THE TASK:
Write out every entry exactly as it stands.

INPUT DATA:
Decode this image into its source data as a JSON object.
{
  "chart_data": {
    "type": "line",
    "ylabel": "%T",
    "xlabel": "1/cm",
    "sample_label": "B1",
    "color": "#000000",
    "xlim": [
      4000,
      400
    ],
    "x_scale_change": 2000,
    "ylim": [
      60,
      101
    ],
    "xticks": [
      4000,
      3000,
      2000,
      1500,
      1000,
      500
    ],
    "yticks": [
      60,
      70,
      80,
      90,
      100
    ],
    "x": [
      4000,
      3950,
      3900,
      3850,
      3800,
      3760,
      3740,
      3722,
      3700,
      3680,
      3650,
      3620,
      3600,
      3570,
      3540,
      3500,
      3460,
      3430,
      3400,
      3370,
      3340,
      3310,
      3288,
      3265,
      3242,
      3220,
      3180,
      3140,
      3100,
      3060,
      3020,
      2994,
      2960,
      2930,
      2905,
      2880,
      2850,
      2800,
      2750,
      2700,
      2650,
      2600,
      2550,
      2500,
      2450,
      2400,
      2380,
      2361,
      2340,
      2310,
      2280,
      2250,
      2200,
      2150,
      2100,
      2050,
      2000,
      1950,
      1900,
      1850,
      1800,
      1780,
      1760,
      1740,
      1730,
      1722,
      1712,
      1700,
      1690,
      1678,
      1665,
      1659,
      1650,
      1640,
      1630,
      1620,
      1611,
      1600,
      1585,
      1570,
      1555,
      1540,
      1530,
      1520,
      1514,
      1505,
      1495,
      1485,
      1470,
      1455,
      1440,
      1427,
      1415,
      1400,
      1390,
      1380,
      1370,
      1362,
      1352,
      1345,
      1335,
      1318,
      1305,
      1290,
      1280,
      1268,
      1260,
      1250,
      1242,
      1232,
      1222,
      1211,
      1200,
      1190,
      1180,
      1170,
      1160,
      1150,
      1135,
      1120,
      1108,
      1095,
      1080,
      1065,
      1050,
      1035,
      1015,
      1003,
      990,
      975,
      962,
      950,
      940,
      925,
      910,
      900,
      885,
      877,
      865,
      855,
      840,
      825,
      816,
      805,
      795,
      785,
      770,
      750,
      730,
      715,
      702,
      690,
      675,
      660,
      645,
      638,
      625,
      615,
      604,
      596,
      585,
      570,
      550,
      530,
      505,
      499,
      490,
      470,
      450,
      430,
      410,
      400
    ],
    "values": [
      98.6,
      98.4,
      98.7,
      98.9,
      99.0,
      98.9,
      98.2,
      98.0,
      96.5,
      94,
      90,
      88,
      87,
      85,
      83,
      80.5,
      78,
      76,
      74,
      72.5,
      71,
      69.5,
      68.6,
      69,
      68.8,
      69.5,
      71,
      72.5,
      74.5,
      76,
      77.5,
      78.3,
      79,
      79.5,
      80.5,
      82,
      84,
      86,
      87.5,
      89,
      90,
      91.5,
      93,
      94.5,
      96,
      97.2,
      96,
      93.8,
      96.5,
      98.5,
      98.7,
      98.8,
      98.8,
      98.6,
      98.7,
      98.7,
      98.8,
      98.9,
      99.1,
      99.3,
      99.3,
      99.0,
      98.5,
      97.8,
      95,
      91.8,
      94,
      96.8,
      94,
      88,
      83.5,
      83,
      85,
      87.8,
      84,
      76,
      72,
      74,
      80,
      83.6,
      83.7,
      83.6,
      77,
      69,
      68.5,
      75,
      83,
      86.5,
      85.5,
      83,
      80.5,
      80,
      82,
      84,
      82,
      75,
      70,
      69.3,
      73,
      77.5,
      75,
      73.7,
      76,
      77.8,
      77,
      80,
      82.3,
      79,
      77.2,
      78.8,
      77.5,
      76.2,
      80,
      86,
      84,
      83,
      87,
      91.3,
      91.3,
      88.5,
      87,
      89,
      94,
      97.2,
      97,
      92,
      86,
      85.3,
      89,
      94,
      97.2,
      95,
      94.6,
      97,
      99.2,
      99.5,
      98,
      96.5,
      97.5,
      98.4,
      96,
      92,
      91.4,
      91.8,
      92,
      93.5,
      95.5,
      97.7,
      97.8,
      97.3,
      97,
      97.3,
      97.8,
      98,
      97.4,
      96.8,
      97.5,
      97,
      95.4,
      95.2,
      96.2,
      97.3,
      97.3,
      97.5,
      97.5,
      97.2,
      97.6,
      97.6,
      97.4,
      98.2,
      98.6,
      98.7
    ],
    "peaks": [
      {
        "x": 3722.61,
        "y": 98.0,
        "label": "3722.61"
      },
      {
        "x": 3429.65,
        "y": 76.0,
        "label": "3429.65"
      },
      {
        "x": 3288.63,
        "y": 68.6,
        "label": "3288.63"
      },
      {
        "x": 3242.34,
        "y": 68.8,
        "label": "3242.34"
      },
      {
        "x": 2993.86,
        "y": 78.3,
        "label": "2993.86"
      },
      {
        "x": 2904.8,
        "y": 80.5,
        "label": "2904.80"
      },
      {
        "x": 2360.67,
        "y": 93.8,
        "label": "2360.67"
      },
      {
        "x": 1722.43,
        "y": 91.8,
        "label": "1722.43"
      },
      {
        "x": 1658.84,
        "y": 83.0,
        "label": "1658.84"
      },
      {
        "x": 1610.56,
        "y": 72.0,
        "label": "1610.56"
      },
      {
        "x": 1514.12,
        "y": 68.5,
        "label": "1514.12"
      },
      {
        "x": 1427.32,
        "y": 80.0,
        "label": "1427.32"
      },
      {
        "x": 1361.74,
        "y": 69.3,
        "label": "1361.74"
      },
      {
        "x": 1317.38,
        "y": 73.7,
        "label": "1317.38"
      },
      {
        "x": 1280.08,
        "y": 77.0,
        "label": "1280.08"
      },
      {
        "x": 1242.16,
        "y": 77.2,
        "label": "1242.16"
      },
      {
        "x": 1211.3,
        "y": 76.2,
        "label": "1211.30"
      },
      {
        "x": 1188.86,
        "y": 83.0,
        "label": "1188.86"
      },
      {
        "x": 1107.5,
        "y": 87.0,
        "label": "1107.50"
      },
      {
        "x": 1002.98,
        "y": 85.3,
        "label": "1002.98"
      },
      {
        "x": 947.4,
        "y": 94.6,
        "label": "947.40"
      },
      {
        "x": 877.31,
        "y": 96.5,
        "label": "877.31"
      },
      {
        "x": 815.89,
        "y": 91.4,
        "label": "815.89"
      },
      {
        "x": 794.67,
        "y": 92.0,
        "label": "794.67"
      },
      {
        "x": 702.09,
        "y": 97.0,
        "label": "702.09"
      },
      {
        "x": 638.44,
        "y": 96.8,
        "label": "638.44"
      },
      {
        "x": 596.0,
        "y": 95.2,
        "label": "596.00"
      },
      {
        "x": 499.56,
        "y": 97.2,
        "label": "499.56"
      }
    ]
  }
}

SOLVED PROBLEM:
Decode this image into its source data as a JSON object.
{
  "chart_data": {
    "type": "line",
    "ylabel": "%T",
    "xlabel": "1/cm",
    "sample_label": "B1",
    "color": "#000000",
    "xlim": [
      4000,
      400
    ],
    "x_scale_change": 2000,
    "ylim": [
      60,
      101
    ],
    "xticks": [
      4000,
      3000,
      2000,
      1500,
      1000,
      500
    ],
    "yticks": [
      60,
      70,
      80,
      90,
      100
    ],
    "x": [
      4000,
      3950,
      3900,
      3850,
      3800,
      3760,
      3740,
      3722,
      3700,
      3680,
      3650,
      3620,
      3600,
      3570,
      3540,
      3500,
      3460,
      3430,
      3400,
      3370,
      3340,
      3310,
      3288,
      3265,
      3242,
      3220,
      3180,
      3140,
      3100,
      3060,
      3020,
      2994,
      2960,
      2930,
      2905,
      2880,
      2850,
      2800,
      2750,
      2700,
      2650,
      2600,
      2550,
      2500,
      2450,
      2400,
      2380,
      2361,
      2340,
      2310,
      2280,
      2250,
      2200,
      2150,
      2100,
      2050,
      2000,
      1950,
      1900,
      1850,
      1800,
      1780,
      1760,
      1740,
      1730,
      1722,
      1712,
      1700,
      1690,
      1678,
      1665,
      1659,
      1650,
      1640,
      1630,
      1620,
      1611,
      1600,
      1585,
      1570,
      1555,
      1540,
      1530,
      1520,
      1514,
      1505,
      1495,
      1485,
      1470,
      1455,
      1440,
      1427,
      1415,
      1400,
      1390,
      1380,
      1370,
      1362,
      1352,
      1345,
      1335,
      1318,
      1305,
      1290,
      1280,
      1268,
      1260,
      1250,
      1242,
      1232,
      1222,
      1211,
      1200,
      1190,
      1180,
      1170,
      1160,
      1150,
      1135,
      1120,
      1108,
      1095,
      1080,
      1065,
      1050,
      1035,
      1015,
      1003,
      990,
      975,
      962,
      950,
      940,
      925,
      910,
      900,
      885,
      877,
      865,
      855,
      840,
      825,
      816,
      805,
      795,
      785,
      770,
      750,
      730,
      715,
      702,
      690,
      675,
      660,
      645,
      638,
      625,
      615,
      604,
      596,
      585,
      570,
      550,
      530,
      505,
      499,
      490,
      470,
      450,
      430,
      410,
      400
    ],
    "values": [
      98.6,
      98.4,
      98.7,
      98.9,
      99.0,
      98.9,
      98.2,
      98.0,
      96.5,
      94,
      90,
      88,
      87,
      85,
      83,
      80.5,
      78,
      76,
      74,
      72.5,
      71,
      69.5,
      68.6,
      69,
      68.8,
      69.5,
      71,
      72.5,
      74.5,
      76,
      77.5,
      78.3,
      79,
      79.5,
      80.5,
      82,
      84,
      86,
      87.5,
      89,
      90,
      91.5,
      93,
      94.5,
      96,
      97.2,
      96,
      93.8,
      96.5,
      98.5,
      98.7,
      98.8,
      98.8,
      98.6,
      98.7,
      98.7,
      98.8,
      98.9,
      99.1,
      99.3,
      99.3,
      99.0,
      98.5,
      97.8,
      95,
      91.8,
      94,
      96.8,
      94,
      88,
      83.5,
      83,
      85,
      87.8,
      84,
      76,
      72,
      74,
      80,
      83.6,
      83.7,
      83.6,
      77,
      69,
      68.5,
      75,
      83,
      86.5,
      85.5,
      83,
      80.5,
      80,
      82,
      84,
      82,
      75,
      70,
      69.3,
      73,
      77.5,
      75,
      73.7,
      76,
      77.8,
      77,
      80,
      82.3,
      79,
      77.2,
      78.8,
      77.5,
      76.2,
      80,
      86,
      84,
      83,
      87,
      91.3,
      91.3,
      88.5,
      87,
      89,
      94,
      97.2,
      97,
      92,
      86,
      85.3,
      89,
      94,
      97.2,
      95,
      94.6,
      97,
      99.2,
      99.5,
      98,
      96.5,
      97.5,
      98.4,
      96,
      92,
      91.4,
      91.8,
      92,
      93.5,
      95.5,
      97.7,
      97.8,
      97.3,
      97,
      97.3,
      97.8,
      98,
      97.4,
      96.8,
      97.5,
      97,
      95.4,
      95.2,
      96.2,
      97.3,
      97.3,
      97.5,
      97.5,
      97.2,
      97.6,
      97.6,
      97.4,
      98.2,
      98.6,
      98.7
    ],
    "peaks": [
      {
        "x": 3722.61,
        "y": 98.0,
        "label": "3722.61"
      },
      {
        "x": 3429.65,
        "y": 76.0,
        "label": "3429.65"
      },
      {
        "x": 3288.63,
        "y": 68.6,
        "label": "3288.63"
      },
      {
        "x": 3242.34,
        "y": 68.8,
        "label": "3242.34"
      },
      {
        "x": 2993.86,
        "y": 78.3,
        "label": "2993.86"
      },
      {
        "x": 2904.8,
        "y": 80.5,
        "label": "2904.80"
      },
      {
        "x": 2360.67,
        "y": 93.8,
        "label": "2360.67"
      },
      {
        "x": 1722.43,
        "y": 91.8,
        "label": "1722.43"
      },
      {
        "x": 1658.84,
        "y": 83.0,
        "label": "1658.84"
      },
      {
        "x": 1610.56,
        "y": 72.0,
        "label": "1610.56"
      },
      {
        "x": 1514.12,
        "y": 68.5,
        "label": "1514.12"
      },
      {
        "x": 1427.32,
        "y": 80.0,
        "label": "1427.32"
      },
      {
        "x": 1361.74,
        "y": 69.3,
        "label": "1361.74"
      },
      {
        "x": 1317.38,
        "y": 73.7,
        "label": "1317.38"
      },
      {
        "x": 1280.08,
        "y": 77.0,
        "label": "1280.08"
      },
      {
        "x": 1242.16,
        "y": 77.2,
        "label": "1242.16"
      },
      {
        "x": 1211.3,
        "y": 76.2,
        "label": "1211.30"
      },
      {
        "x": 1188.86,
        "y": 83.0,
        "label": "1188.86"
      },
      {
        "x": 1107.5,
        "y": 87.0,
        "label": "1107.50"
      },
      {
        "x": 1002.98,
        "y": 85.3,
        "label": "1002.98"
      },
      {
        "x": 947.4,
        "y": 94.6,
        "label": "947.40"
      },
      {
        "x": 877.31,
        "y": 96.5,
        "label": "877.31"
      },
      {
        "x": 815.89,
        "y": 91.4,
        "label": "815.89"
      },
      {
        "x": 794.67,
        "y": 92.0,
        "label": "794.67"
      },
      {
        "x": 702.09,
        "y": 97.0,
        "label": "702.09"
      },
      {
        "x": 638.44,
        "y": 96.8,
        "label": "638.44"
      },
      {
        "x": 596.0,
        "y": 95.2,
        "label": "596.00"
      },
      {
        "x": 499.56,
        "y": 97.2,
        "label": "499.56"
      }
    ]
  }
}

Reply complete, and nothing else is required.